• **Directions**: List each line of the data in which the string "CISS" appears.

——

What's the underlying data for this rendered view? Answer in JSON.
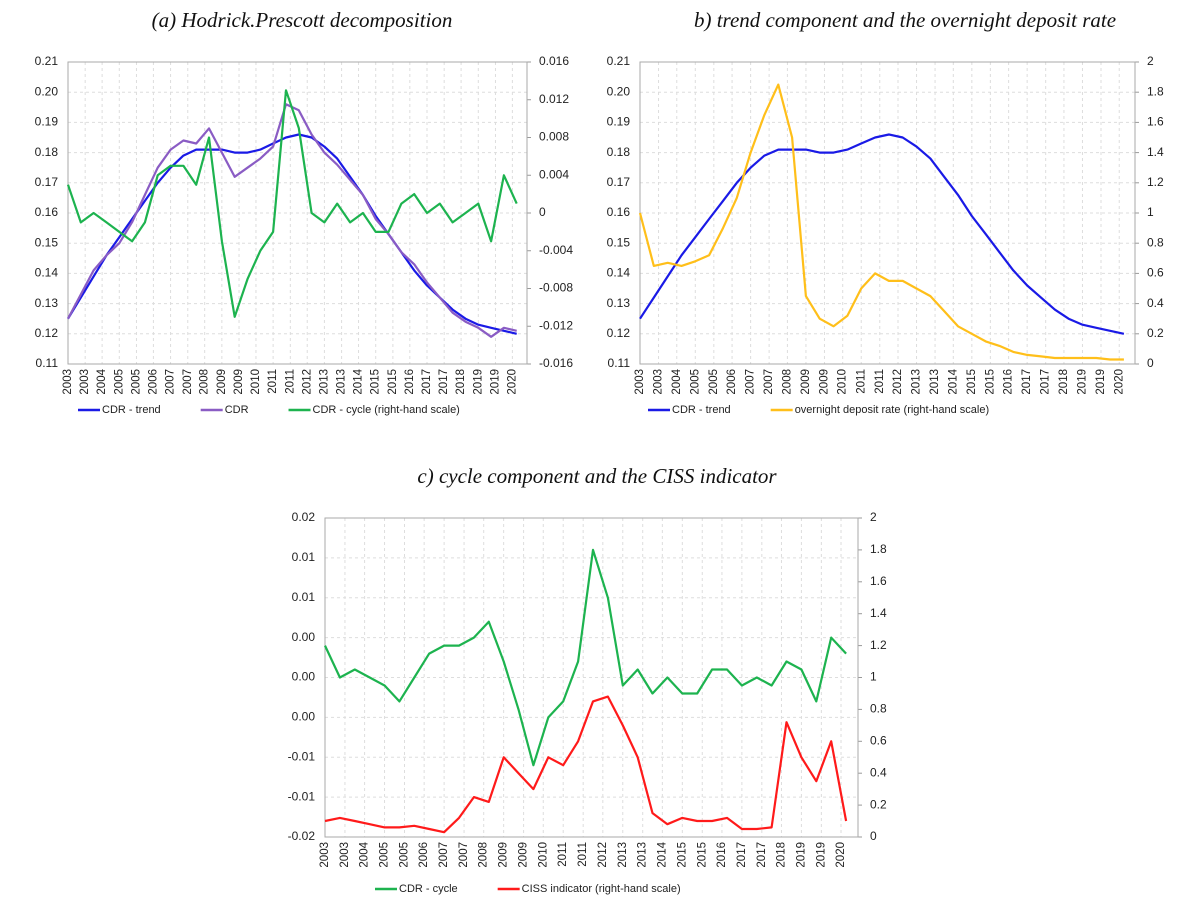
{
  "chart_data": [
    {
      "type": "line",
      "title": "(a)   Hodrick.Prescott decomposition",
      "grid": true,
      "legend": "bottom",
      "x": [
        2003,
        2003.5,
        2004,
        2004.5,
        2005,
        2005.5,
        2006,
        2006.5,
        2007,
        2007.5,
        2008,
        2008.5,
        2009,
        2009.5,
        2010,
        2010.5,
        2011,
        2011.5,
        2012,
        2012.5,
        2013,
        2013.5,
        2014,
        2014.5,
        2015,
        2015.5,
        2016,
        2016.5,
        2017,
        2017.5,
        2018,
        2018.5,
        2019,
        2019.5,
        2020,
        2020.5
      ],
      "xlim": [
        2003,
        2020.9
      ],
      "xticks": [
        {
          "value": 2003,
          "label": "2003"
        },
        {
          "value": 2003.67,
          "label": "2003"
        },
        {
          "value": 2004.33,
          "label": "2004"
        },
        {
          "value": 2005,
          "label": "2005"
        },
        {
          "value": 2005.67,
          "label": "2005"
        },
        {
          "value": 2006.33,
          "label": "2006"
        },
        {
          "value": 2007,
          "label": "2007"
        },
        {
          "value": 2007.67,
          "label": "2007"
        },
        {
          "value": 2008.33,
          "label": "2008"
        },
        {
          "value": 2009,
          "label": "2009"
        },
        {
          "value": 2009.67,
          "label": "2009"
        },
        {
          "value": 2010.33,
          "label": "2010"
        },
        {
          "value": 2011,
          "label": "2011"
        },
        {
          "value": 2011.67,
          "label": "2011"
        },
        {
          "value": 2012.33,
          "label": "2012"
        },
        {
          "value": 2013,
          "label": "2013"
        },
        {
          "value": 2013.67,
          "label": "2013"
        },
        {
          "value": 2014.33,
          "label": "2014"
        },
        {
          "value": 2015,
          "label": "2015"
        },
        {
          "value": 2015.67,
          "label": "2015"
        },
        {
          "value": 2016.33,
          "label": "2016"
        },
        {
          "value": 2017,
          "label": "2017"
        },
        {
          "value": 2017.67,
          "label": "2017"
        },
        {
          "value": 2018.33,
          "label": "2018"
        },
        {
          "value": 2019,
          "label": "2019"
        },
        {
          "value": 2019.67,
          "label": "2019"
        },
        {
          "value": 2020.33,
          "label": "2020"
        }
      ],
      "ylim": [
        0.11,
        0.21
      ],
      "yticks": [
        0.11,
        0.12,
        0.13,
        0.14,
        0.15,
        0.16,
        0.17,
        0.18,
        0.19,
        {
          "value": 0.2,
          "label": "0.20"
        },
        0.21
      ],
      "y2lim": [
        -0.016,
        0.016
      ],
      "y2ticks": [
        -0.016,
        -0.012,
        -0.008,
        -0.004,
        0,
        0.004,
        0.008,
        0.012,
        0.016
      ],
      "series": [
        {
          "name": "CDR - trend",
          "color": "#1a1ae6",
          "values": [
            0.125,
            0.132,
            0.139,
            0.146,
            0.152,
            0.158,
            0.164,
            0.17,
            0.175,
            0.179,
            0.181,
            0.181,
            0.181,
            0.18,
            0.18,
            0.181,
            0.183,
            0.185,
            0.186,
            0.185,
            0.182,
            0.178,
            0.172,
            0.166,
            0.159,
            0.153,
            0.147,
            0.141,
            0.136,
            0.132,
            0.128,
            0.125,
            0.123,
            0.122,
            0.121,
            0.12
          ]
        },
        {
          "name": "CDR",
          "color": "#8a5cc4",
          "values": [
            0.125,
            0.133,
            0.141,
            0.146,
            0.15,
            0.157,
            0.166,
            0.175,
            0.181,
            0.184,
            0.183,
            0.188,
            0.18,
            0.172,
            0.175,
            0.178,
            0.182,
            0.196,
            0.194,
            0.186,
            0.18,
            0.176,
            0.171,
            0.166,
            0.158,
            0.153,
            0.147,
            0.143,
            0.137,
            0.132,
            0.127,
            0.124,
            0.122,
            0.119,
            0.122,
            0.121
          ]
        },
        {
          "name": "CDR - cycle  (right-hand scale)",
          "color": "#1db34f",
          "axis": "y2",
          "values": [
            0.003,
            -0.001,
            0,
            -0.001,
            -0.002,
            -0.003,
            -0.001,
            0.004,
            0.005,
            0.005,
            0.003,
            0.008,
            -0.003,
            -0.011,
            -0.007,
            -0.004,
            -0.002,
            0.013,
            0.009,
            0,
            -0.001,
            0.001,
            -0.001,
            0,
            -0.002,
            -0.002,
            0.001,
            0.002,
            0,
            0.001,
            -0.001,
            0,
            0.001,
            -0.003,
            0.004,
            0.001
          ]
        }
      ]
    },
    {
      "type": "line",
      "title": "b)    trend component and the overnight deposit rate",
      "grid": true,
      "legend": "bottom",
      "x": [
        2003,
        2003.5,
        2004,
        2004.5,
        2005,
        2005.5,
        2006,
        2006.5,
        2007,
        2007.5,
        2008,
        2008.5,
        2009,
        2009.5,
        2010,
        2010.5,
        2011,
        2011.5,
        2012,
        2012.5,
        2013,
        2013.5,
        2014,
        2014.5,
        2015,
        2015.5,
        2016,
        2016.5,
        2017,
        2017.5,
        2018,
        2018.5,
        2019,
        2019.5,
        2020,
        2020.5
      ],
      "xlim": [
        2003,
        2020.9
      ],
      "xticks": [
        {
          "value": 2003,
          "label": "2003"
        },
        {
          "value": 2003.67,
          "label": "2003"
        },
        {
          "value": 2004.33,
          "label": "2004"
        },
        {
          "value": 2005,
          "label": "2005"
        },
        {
          "value": 2005.67,
          "label": "2005"
        },
        {
          "value": 2006.33,
          "label": "2006"
        },
        {
          "value": 2007,
          "label": "2007"
        },
        {
          "value": 2007.67,
          "label": "2007"
        },
        {
          "value": 2008.33,
          "label": "2008"
        },
        {
          "value": 2009,
          "label": "2009"
        },
        {
          "value": 2009.67,
          "label": "2009"
        },
        {
          "value": 2010.33,
          "label": "2010"
        },
        {
          "value": 2011,
          "label": "2011"
        },
        {
          "value": 2011.67,
          "label": "2011"
        },
        {
          "value": 2012.33,
          "label": "2012"
        },
        {
          "value": 2013,
          "label": "2013"
        },
        {
          "value": 2013.67,
          "label": "2013"
        },
        {
          "value": 2014.33,
          "label": "2014"
        },
        {
          "value": 2015,
          "label": "2015"
        },
        {
          "value": 2015.67,
          "label": "2015"
        },
        {
          "value": 2016.33,
          "label": "2016"
        },
        {
          "value": 2017,
          "label": "2017"
        },
        {
          "value": 2017.67,
          "label": "2017"
        },
        {
          "value": 2018.33,
          "label": "2018"
        },
        {
          "value": 2019,
          "label": "2019"
        },
        {
          "value": 2019.67,
          "label": "2019"
        },
        {
          "value": 2020.33,
          "label": "2020"
        }
      ],
      "ylim": [
        0.11,
        0.21
      ],
      "yticks": [
        0.11,
        0.12,
        0.13,
        0.14,
        0.15,
        0.16,
        0.17,
        0.18,
        0.19,
        {
          "value": 0.2,
          "label": "0.20"
        },
        0.21
      ],
      "y2lim": [
        0,
        2
      ],
      "y2ticks": [
        0,
        0.2,
        0.4,
        0.6,
        0.8,
        1,
        1.2,
        1.4,
        1.6,
        1.8,
        2
      ],
      "series": [
        {
          "name": "CDR - trend",
          "color": "#1a1ae6",
          "values": [
            0.125,
            0.132,
            0.139,
            0.146,
            0.152,
            0.158,
            0.164,
            0.17,
            0.175,
            0.179,
            0.181,
            0.181,
            0.181,
            0.18,
            0.18,
            0.181,
            0.183,
            0.185,
            0.186,
            0.185,
            0.182,
            0.178,
            0.172,
            0.166,
            0.159,
            0.153,
            0.147,
            0.141,
            0.136,
            0.132,
            0.128,
            0.125,
            0.123,
            0.122,
            0.121,
            0.12
          ]
        },
        {
          "name": "overnight deposit rate (right-hand scale)",
          "color": "#ffbf1a",
          "axis": "y2",
          "values": [
            1.0,
            0.65,
            0.67,
            0.65,
            0.68,
            0.72,
            0.9,
            1.1,
            1.4,
            1.65,
            1.85,
            1.5,
            0.45,
            0.3,
            0.25,
            0.32,
            0.5,
            0.6,
            0.55,
            0.55,
            0.5,
            0.45,
            0.35,
            0.25,
            0.2,
            0.15,
            0.12,
            0.08,
            0.06,
            0.05,
            0.04,
            0.04,
            0.04,
            0.04,
            0.03,
            0.03
          ]
        }
      ]
    },
    {
      "type": "line",
      "title": "c)  cycle component and the CISS indicator",
      "grid": true,
      "legend": "bottom",
      "x": [
        2003,
        2003.5,
        2004,
        2004.5,
        2005,
        2005.5,
        2006,
        2006.5,
        2007,
        2007.5,
        2008,
        2008.5,
        2009,
        2009.5,
        2010,
        2010.5,
        2011,
        2011.5,
        2012,
        2012.5,
        2013,
        2013.5,
        2014,
        2014.5,
        2015,
        2015.5,
        2016,
        2016.5,
        2017,
        2017.5,
        2018,
        2018.5,
        2019,
        2019.5,
        2020,
        2020.5
      ],
      "xlim": [
        2003,
        2020.9
      ],
      "xticks": [
        {
          "value": 2003,
          "label": "2003"
        },
        {
          "value": 2003.67,
          "label": "2003"
        },
        {
          "value": 2004.33,
          "label": "2004"
        },
        {
          "value": 2005,
          "label": "2005"
        },
        {
          "value": 2005.67,
          "label": "2005"
        },
        {
          "value": 2006.33,
          "label": "2006"
        },
        {
          "value": 2007,
          "label": "2007"
        },
        {
          "value": 2007.67,
          "label": "2007"
        },
        {
          "value": 2008.33,
          "label": "2008"
        },
        {
          "value": 2009,
          "label": "2009"
        },
        {
          "value": 2009.67,
          "label": "2009"
        },
        {
          "value": 2010.33,
          "label": "2010"
        },
        {
          "value": 2011,
          "label": "2011"
        },
        {
          "value": 2011.67,
          "label": "2011"
        },
        {
          "value": 2012.33,
          "label": "2012"
        },
        {
          "value": 2013,
          "label": "2013"
        },
        {
          "value": 2013.67,
          "label": "2013"
        },
        {
          "value": 2014.33,
          "label": "2014"
        },
        {
          "value": 2015,
          "label": "2015"
        },
        {
          "value": 2015.67,
          "label": "2015"
        },
        {
          "value": 2016.33,
          "label": "2016"
        },
        {
          "value": 2017,
          "label": "2017"
        },
        {
          "value": 2017.67,
          "label": "2017"
        },
        {
          "value": 2018.33,
          "label": "2018"
        },
        {
          "value": 2019,
          "label": "2019"
        },
        {
          "value": 2019.67,
          "label": "2019"
        },
        {
          "value": 2020.33,
          "label": "2020"
        }
      ],
      "ylim": [
        -0.02,
        0.02
      ],
      "yticks": [
        -0.02,
        {
          "value": -0.015,
          "label": "-0.01"
        },
        {
          "value": -0.01,
          "label": "-0.01"
        },
        {
          "value": -0.005,
          "label": "0.00"
        },
        {
          "value": 0,
          "label": "0.00"
        },
        {
          "value": 0.005,
          "label": "0.00"
        },
        {
          "value": 0.01,
          "label": "0.01"
        },
        {
          "value": 0.015,
          "label": "0.01"
        },
        0.02
      ],
      "y2lim": [
        0,
        2
      ],
      "y2ticks": [
        0,
        0.2,
        0.4,
        0.6,
        0.8,
        1,
        1.2,
        1.4,
        1.6,
        1.8,
        2
      ],
      "series": [
        {
          "name": "CDR - cycle",
          "color": "#1db34f",
          "values": [
            0.004,
            0,
            0.001,
            0,
            -0.001,
            -0.003,
            0,
            0.003,
            0.004,
            0.004,
            0.005,
            0.007,
            0.002,
            -0.004,
            -0.011,
            -0.005,
            -0.003,
            0.002,
            0.016,
            0.01,
            -0.001,
            0.001,
            -0.002,
            0,
            -0.002,
            -0.002,
            0.001,
            0.001,
            -0.001,
            0,
            -0.001,
            0.002,
            0.001,
            -0.003,
            0.005,
            0.003
          ]
        },
        {
          "name": "CISS indicator (right-hand scale)",
          "color": "#ff1a1a",
          "axis": "y2",
          "values": [
            0.1,
            0.12,
            0.1,
            0.08,
            0.06,
            0.06,
            0.07,
            0.05,
            0.03,
            0.12,
            0.25,
            0.22,
            0.5,
            0.4,
            0.3,
            0.5,
            0.45,
            0.6,
            0.85,
            0.88,
            0.7,
            0.5,
            0.15,
            0.08,
            0.12,
            0.1,
            0.1,
            0.12,
            0.05,
            0.05,
            0.06,
            0.72,
            0.5,
            0.35,
            0.6,
            0.1
          ]
        }
      ]
    }
  ]
}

——

• **Output of the exercise**:
      "title": "c)  cycle component and the CISS indicator",
          "name": "CISS indicator (right-hand scale)",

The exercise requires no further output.